GIVEN REQUEST
Below are the records; collect from them each line containing the string "Number".
===== INPUT =====
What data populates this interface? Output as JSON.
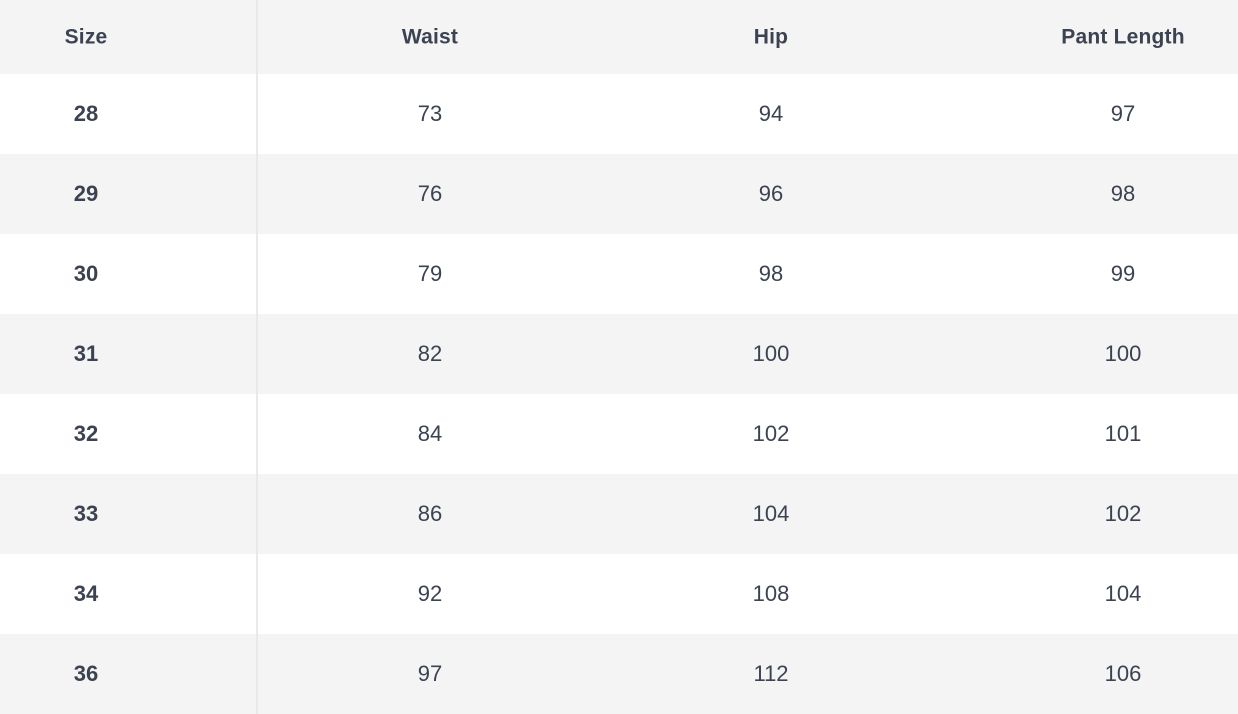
{
  "table": {
    "columns": [
      "Size",
      "Waist",
      "Hip",
      "Pant Length"
    ],
    "rows": [
      {
        "size": "28",
        "waist": "73",
        "hip": "94",
        "pant_length": "97"
      },
      {
        "size": "29",
        "waist": "76",
        "hip": "96",
        "pant_length": "98"
      },
      {
        "size": "30",
        "waist": "79",
        "hip": "98",
        "pant_length": "99"
      },
      {
        "size": "31",
        "waist": "82",
        "hip": "100",
        "pant_length": "100"
      },
      {
        "size": "32",
        "waist": "84",
        "hip": "102",
        "pant_length": "101"
      },
      {
        "size": "33",
        "waist": "86",
        "hip": "104",
        "pant_length": "102"
      },
      {
        "size": "34",
        "waist": "92",
        "hip": "108",
        "pant_length": "104"
      },
      {
        "size": "36",
        "waist": "97",
        "hip": "112",
        "pant_length": "106"
      }
    ]
  },
  "colors": {
    "text": "#3b4251",
    "stripe_background": "#f4f4f5",
    "header_background": "#f4f4f5",
    "divider": "#e9e9ec",
    "row_background": "#ffffff"
  }
}
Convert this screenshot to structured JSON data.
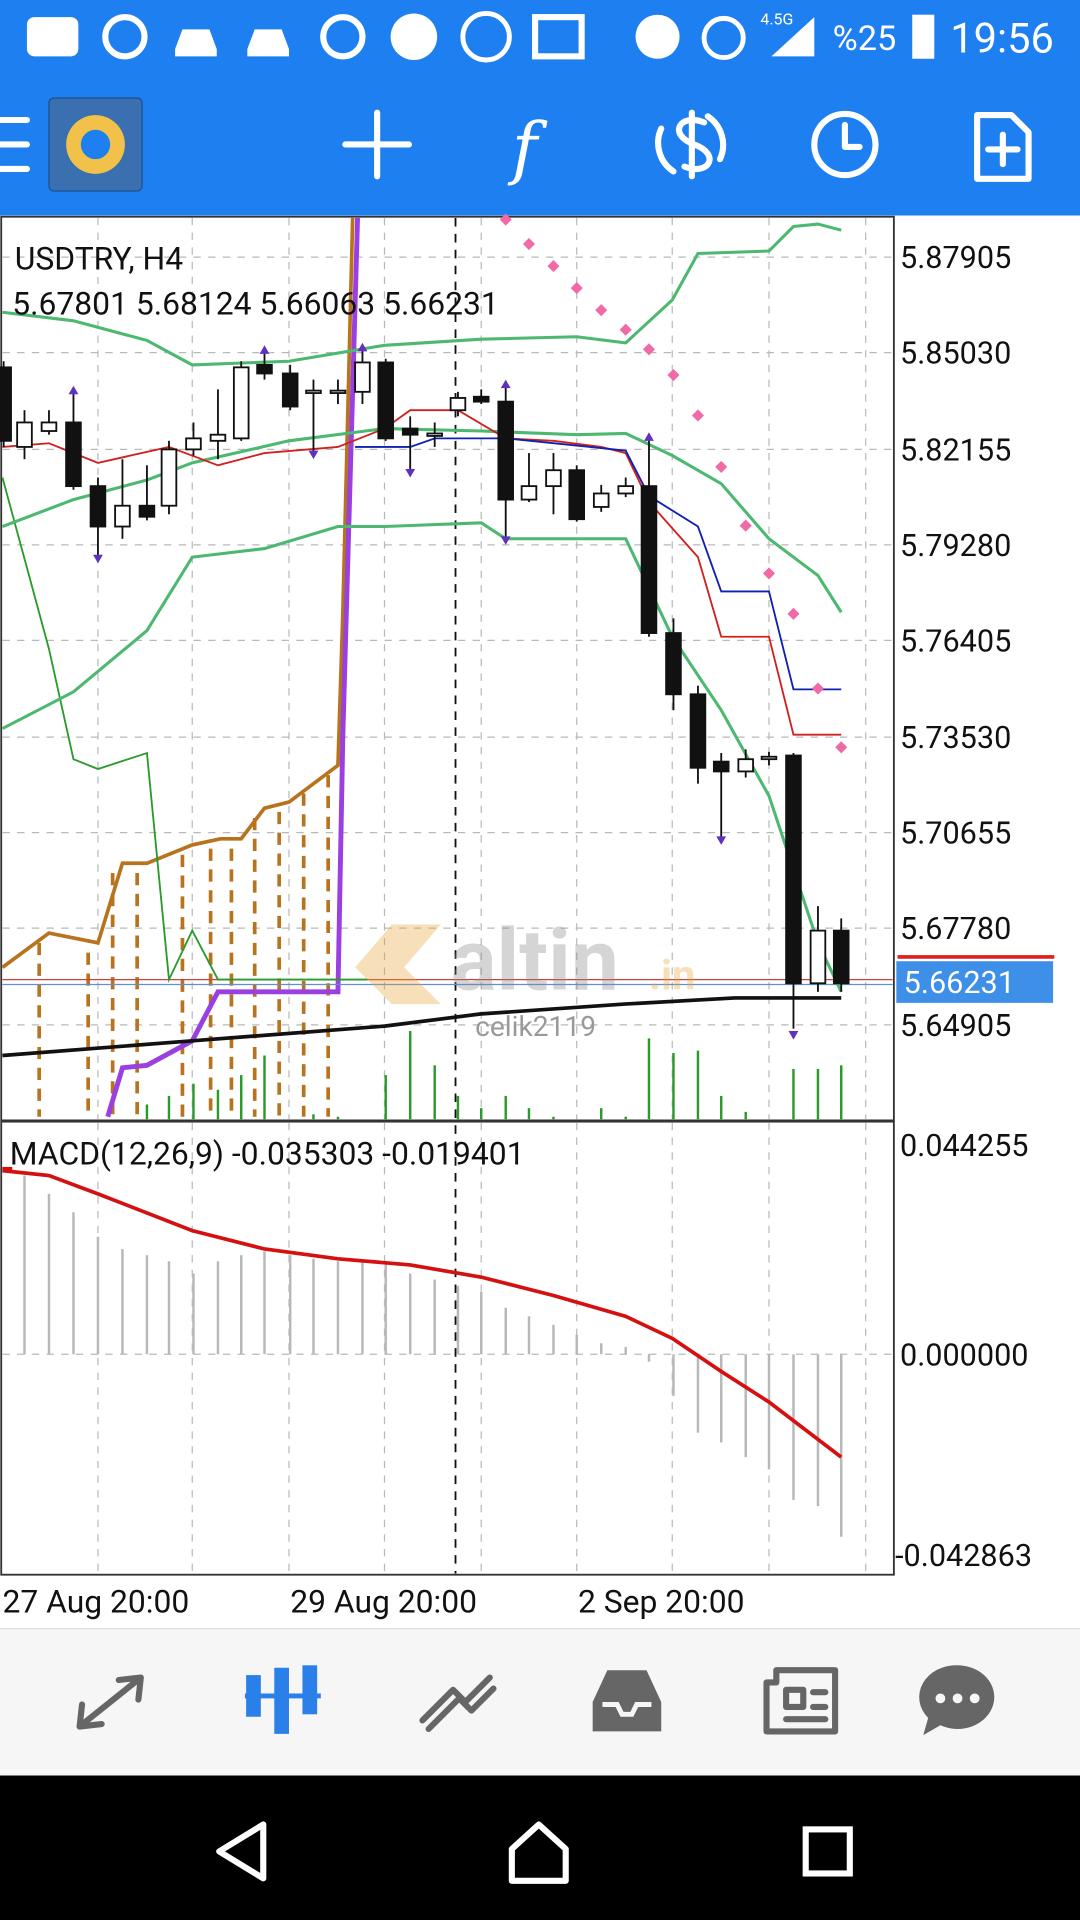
{
  "status": {
    "network": "4.5G",
    "battery": "%25",
    "time": "19:56"
  },
  "chart": {
    "symbol": "USDTRY, H4",
    "ohlc": "5.67801 5.68124 5.66063 5.66231",
    "price_labels": [
      "5.87905",
      "5.85030",
      "5.82155",
      "5.79280",
      "5.76405",
      "5.73530",
      "5.70655",
      "5.67780",
      "5.64905"
    ],
    "current_price": "5.66231",
    "watermark": {
      "brand": "altin",
      "suffix": ".in",
      "user": "celik2119"
    }
  },
  "macd": {
    "label": "MACD(12,26,9) -0.035303 -0.019401",
    "levels": [
      "0.044255",
      "0.000000",
      "-0.042863"
    ]
  },
  "time_labels": [
    "27 Aug 20:00",
    "29 Aug 20:00",
    "2 Sep 20:00"
  ]
}
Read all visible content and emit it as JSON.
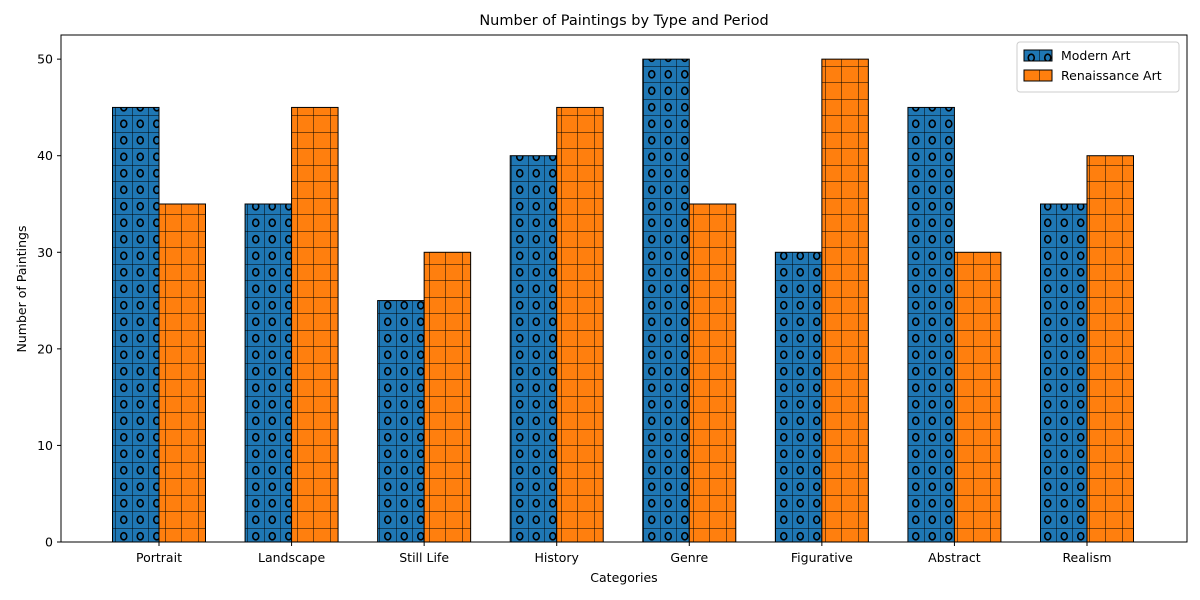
{
  "chart_data": {
    "type": "bar",
    "title": "Number of Paintings by Type and Period",
    "xlabel": "Categories",
    "ylabel": "Number of Paintings",
    "categories": [
      "Portrait",
      "Landscape",
      "Still Life",
      "History",
      "Genre",
      "Figurative",
      "Abstract",
      "Realism"
    ],
    "series": [
      {
        "name": "Modern Art",
        "values": [
          45,
          35,
          25,
          40,
          50,
          30,
          45,
          35
        ],
        "color": "#1f77b4",
        "hatch": "circles-grid"
      },
      {
        "name": "Renaissance Art",
        "values": [
          35,
          45,
          30,
          45,
          35,
          50,
          30,
          40
        ],
        "color": "#ff7f0e",
        "hatch": "grid"
      }
    ],
    "ylim": [
      0,
      52.5
    ],
    "yticks": [
      0,
      10,
      20,
      30,
      40,
      50
    ],
    "grid": false,
    "legend_position": "top-right"
  }
}
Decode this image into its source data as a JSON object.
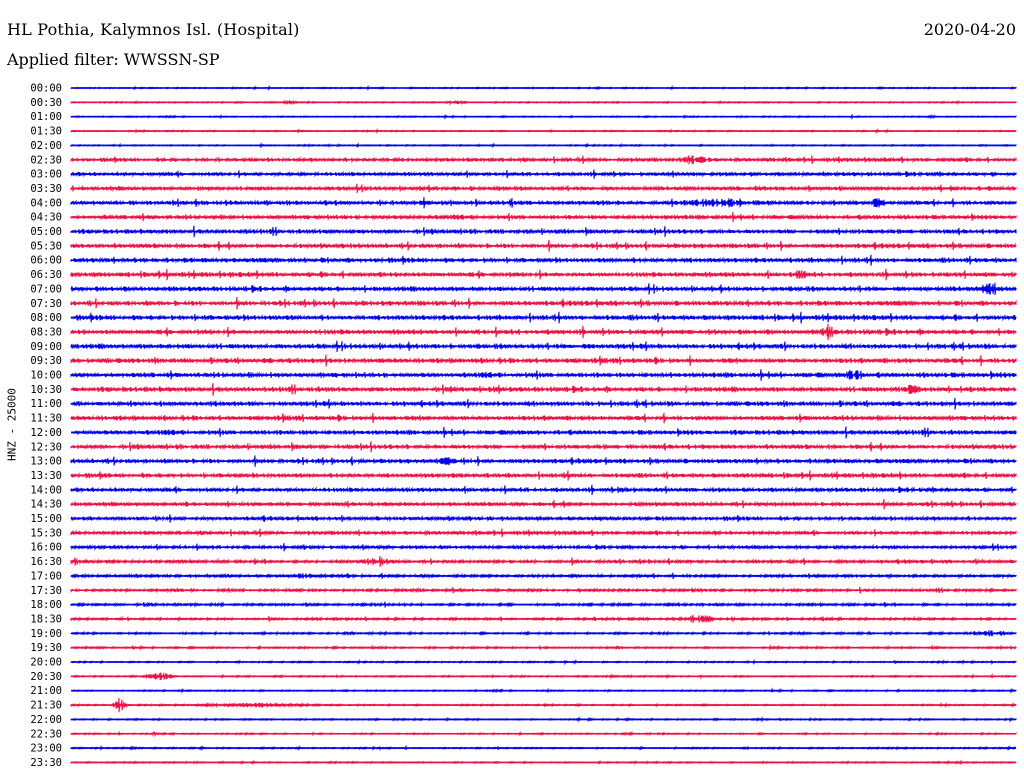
{
  "header": {
    "station": "HL Pothia, Kalymnos Isl. (Hospital)",
    "date": "2020-04-20",
    "filter": "Applied filter: WWSSN-SP"
  },
  "chart_data": {
    "type": "line",
    "title": "HL Pothia, Kalymnos Isl. (Hospital)",
    "date": "2020-04-20",
    "ylabel": "HNZ - 25000",
    "row_labels": [
      "00:00",
      "00:30",
      "01:00",
      "01:30",
      "02:00",
      "02:30",
      "03:00",
      "03:30",
      "04:00",
      "04:30",
      "05:00",
      "05:30",
      "06:00",
      "06:30",
      "07:00",
      "07:30",
      "08:00",
      "08:30",
      "09:00",
      "09:30",
      "10:00",
      "10:30",
      "11:00",
      "11:30",
      "12:00",
      "12:30",
      "13:00",
      "13:30",
      "14:00",
      "14:30",
      "15:00",
      "15:30",
      "16:00",
      "16:30",
      "17:00",
      "17:30",
      "18:00",
      "18:30",
      "19:00",
      "19:30",
      "20:00",
      "20:30",
      "21:00",
      "21:30",
      "22:00",
      "22:30",
      "23:00",
      "23:30"
    ],
    "series_colors": [
      "#0000ee",
      "#ee1144"
    ],
    "row_duration_minutes": 30
  }
}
=====
WRITTEN SOLUTION
    "title": "Number of Paintings by Type and Period",
    "ylabel": "Number of Paintings",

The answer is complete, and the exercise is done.